> _Task requirements_: Read the listing below and copy out every line that holds "Improved".

____ Information given

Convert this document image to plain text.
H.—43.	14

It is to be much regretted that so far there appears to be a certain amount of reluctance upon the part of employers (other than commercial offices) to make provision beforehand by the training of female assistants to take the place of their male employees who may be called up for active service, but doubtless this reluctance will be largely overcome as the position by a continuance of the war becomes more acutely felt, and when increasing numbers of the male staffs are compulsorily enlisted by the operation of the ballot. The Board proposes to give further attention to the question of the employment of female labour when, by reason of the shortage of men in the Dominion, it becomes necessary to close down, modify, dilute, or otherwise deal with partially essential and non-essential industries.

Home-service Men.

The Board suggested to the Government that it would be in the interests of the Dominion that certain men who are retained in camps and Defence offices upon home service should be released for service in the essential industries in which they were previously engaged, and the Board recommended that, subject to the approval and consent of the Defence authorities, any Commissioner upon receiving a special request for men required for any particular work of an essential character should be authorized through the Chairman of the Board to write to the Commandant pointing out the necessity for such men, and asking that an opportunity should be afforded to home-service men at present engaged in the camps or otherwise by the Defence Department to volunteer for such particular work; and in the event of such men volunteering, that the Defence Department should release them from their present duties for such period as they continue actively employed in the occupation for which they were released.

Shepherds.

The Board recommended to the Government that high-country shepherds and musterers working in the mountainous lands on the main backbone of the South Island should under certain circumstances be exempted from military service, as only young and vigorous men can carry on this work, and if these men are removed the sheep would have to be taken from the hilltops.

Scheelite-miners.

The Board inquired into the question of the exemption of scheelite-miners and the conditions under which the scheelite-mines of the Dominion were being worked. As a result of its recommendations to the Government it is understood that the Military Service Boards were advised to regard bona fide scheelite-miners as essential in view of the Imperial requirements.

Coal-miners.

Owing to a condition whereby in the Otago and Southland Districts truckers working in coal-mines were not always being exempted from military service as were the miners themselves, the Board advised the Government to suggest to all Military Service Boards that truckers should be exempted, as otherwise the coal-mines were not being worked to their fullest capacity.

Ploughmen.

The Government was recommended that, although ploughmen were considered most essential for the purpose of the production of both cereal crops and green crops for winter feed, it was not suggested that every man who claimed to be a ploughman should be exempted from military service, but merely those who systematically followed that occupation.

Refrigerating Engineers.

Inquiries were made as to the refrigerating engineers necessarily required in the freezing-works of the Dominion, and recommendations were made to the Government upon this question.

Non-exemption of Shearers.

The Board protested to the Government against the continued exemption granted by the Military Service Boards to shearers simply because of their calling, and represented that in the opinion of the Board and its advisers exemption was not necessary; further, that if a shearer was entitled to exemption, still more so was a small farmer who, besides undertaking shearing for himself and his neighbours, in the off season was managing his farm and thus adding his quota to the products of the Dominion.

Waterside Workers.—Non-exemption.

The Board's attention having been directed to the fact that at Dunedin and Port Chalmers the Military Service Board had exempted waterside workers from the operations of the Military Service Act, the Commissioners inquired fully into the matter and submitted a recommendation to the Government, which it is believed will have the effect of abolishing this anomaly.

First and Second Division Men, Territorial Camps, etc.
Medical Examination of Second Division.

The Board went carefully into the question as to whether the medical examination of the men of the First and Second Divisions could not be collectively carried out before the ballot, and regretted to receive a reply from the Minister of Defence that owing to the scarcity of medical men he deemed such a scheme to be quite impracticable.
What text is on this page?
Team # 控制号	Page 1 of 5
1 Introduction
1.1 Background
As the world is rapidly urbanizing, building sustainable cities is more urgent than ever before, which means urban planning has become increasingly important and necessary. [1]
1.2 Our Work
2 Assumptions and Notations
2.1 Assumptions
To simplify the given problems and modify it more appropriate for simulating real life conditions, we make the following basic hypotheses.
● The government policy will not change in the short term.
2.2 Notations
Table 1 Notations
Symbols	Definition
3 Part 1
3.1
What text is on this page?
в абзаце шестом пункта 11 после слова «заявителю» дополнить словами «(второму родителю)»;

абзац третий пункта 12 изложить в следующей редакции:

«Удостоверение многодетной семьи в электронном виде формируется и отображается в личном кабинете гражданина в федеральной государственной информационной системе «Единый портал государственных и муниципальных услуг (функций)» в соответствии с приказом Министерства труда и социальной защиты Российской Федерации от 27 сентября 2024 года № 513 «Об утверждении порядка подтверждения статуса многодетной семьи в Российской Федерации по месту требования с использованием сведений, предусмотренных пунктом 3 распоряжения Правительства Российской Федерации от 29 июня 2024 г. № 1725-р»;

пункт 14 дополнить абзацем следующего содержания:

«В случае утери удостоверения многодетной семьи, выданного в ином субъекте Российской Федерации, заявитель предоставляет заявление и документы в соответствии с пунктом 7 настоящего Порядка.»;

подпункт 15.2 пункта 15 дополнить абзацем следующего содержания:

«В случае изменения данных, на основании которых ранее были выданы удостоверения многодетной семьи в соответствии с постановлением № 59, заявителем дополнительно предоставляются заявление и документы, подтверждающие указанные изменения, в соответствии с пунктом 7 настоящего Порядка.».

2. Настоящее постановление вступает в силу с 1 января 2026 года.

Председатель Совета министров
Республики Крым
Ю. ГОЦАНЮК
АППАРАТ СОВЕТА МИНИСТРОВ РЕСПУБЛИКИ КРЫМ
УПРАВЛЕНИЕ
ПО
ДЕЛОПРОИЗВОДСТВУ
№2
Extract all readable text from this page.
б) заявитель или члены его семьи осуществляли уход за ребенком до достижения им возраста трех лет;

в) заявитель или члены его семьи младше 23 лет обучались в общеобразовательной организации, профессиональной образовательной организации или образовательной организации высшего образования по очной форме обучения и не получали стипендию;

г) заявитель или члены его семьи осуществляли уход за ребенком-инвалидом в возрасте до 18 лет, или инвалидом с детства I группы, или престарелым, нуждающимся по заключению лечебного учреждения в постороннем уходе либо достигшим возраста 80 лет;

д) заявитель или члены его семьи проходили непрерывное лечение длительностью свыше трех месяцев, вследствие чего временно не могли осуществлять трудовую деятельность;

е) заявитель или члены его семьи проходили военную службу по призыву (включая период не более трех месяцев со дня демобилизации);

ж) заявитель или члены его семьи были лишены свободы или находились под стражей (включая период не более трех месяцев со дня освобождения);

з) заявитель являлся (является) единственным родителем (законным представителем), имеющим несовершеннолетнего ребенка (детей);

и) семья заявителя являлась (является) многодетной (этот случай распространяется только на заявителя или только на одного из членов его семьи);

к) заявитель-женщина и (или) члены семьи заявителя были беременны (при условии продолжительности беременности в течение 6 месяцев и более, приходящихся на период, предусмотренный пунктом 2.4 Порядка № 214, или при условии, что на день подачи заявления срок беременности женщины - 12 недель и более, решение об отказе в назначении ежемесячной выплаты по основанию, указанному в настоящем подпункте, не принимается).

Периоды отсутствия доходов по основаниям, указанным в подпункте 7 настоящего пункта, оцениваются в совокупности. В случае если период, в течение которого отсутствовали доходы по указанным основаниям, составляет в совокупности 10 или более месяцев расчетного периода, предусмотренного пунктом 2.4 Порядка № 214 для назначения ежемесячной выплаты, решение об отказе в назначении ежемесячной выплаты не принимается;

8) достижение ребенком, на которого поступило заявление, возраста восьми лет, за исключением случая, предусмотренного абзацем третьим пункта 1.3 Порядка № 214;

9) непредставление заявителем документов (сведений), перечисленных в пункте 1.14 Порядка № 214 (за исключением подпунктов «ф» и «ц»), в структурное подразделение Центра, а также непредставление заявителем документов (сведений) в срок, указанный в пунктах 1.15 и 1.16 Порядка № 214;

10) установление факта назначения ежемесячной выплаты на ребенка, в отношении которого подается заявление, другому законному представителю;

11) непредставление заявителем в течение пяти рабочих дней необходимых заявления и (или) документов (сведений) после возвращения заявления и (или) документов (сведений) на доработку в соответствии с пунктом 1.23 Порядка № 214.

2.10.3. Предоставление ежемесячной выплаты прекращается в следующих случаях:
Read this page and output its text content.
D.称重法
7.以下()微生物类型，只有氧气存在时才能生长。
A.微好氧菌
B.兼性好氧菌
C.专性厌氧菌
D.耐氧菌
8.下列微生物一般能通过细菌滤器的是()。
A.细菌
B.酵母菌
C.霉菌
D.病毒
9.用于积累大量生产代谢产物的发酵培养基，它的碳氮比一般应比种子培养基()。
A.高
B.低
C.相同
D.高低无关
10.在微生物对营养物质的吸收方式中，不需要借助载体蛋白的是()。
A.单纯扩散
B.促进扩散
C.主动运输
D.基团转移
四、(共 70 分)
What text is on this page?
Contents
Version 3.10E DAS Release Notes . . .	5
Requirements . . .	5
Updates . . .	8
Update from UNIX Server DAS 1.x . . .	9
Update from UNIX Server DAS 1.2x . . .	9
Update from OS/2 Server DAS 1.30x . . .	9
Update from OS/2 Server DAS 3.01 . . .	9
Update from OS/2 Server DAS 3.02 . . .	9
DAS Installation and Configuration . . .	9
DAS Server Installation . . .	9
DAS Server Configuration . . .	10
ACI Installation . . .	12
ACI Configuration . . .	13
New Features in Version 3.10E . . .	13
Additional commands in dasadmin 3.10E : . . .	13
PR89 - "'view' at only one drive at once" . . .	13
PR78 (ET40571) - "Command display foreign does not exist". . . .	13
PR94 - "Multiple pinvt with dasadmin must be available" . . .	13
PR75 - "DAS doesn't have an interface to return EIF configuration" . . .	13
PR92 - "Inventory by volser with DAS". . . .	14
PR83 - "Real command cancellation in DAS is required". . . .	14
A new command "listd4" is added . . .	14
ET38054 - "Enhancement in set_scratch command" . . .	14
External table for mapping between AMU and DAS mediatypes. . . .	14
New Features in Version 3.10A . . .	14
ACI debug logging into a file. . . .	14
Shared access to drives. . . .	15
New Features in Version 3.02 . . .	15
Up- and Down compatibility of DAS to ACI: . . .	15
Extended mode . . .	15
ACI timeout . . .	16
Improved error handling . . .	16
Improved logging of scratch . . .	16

________

> _The completed task_:
Improved error handling . . .	16
Improved logging of scratch . . .	16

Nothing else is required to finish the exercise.